> [What you are asked to do]: Exact reproduction of the data is required, with images excluded.

> [Provided records]:
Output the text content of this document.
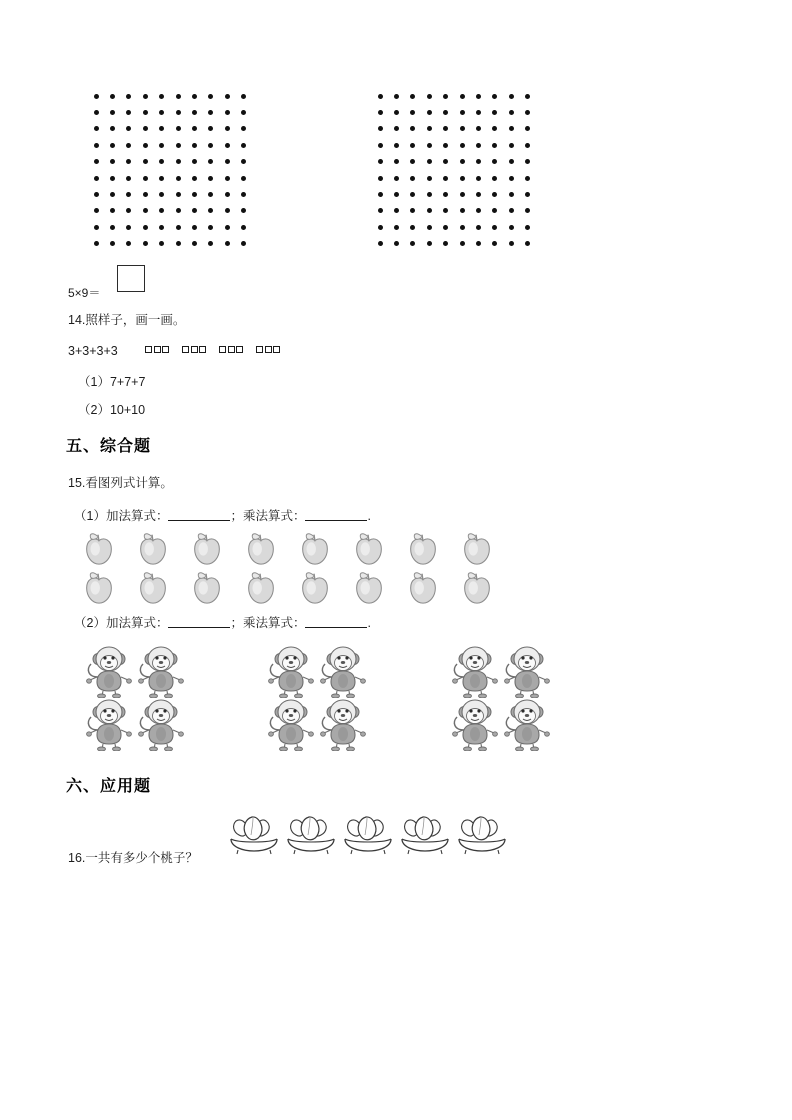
5×9＝
14.照样子，画一画。
3+3+3+3
（1）7+7+7
（2）10+10
五、综合题
15.看图列式计算。
（1）加法算式：	；乘法算式：	.
（2）加法算式：	；乘法算式：	.
六、应用题
16.一共有多少个桃子？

> [Written answer]:
Output the text content of this document.
5×9＝
14.照样子，画一画。
3+3+3+3
（1）7+7+7
（2）10+10
五、综合题
15.看图列式计算。
（1）加法算式：	；乘法算式：	.
（2）加法算式：	；乘法算式：	.
六、应用题
16.一共有多少个桃子？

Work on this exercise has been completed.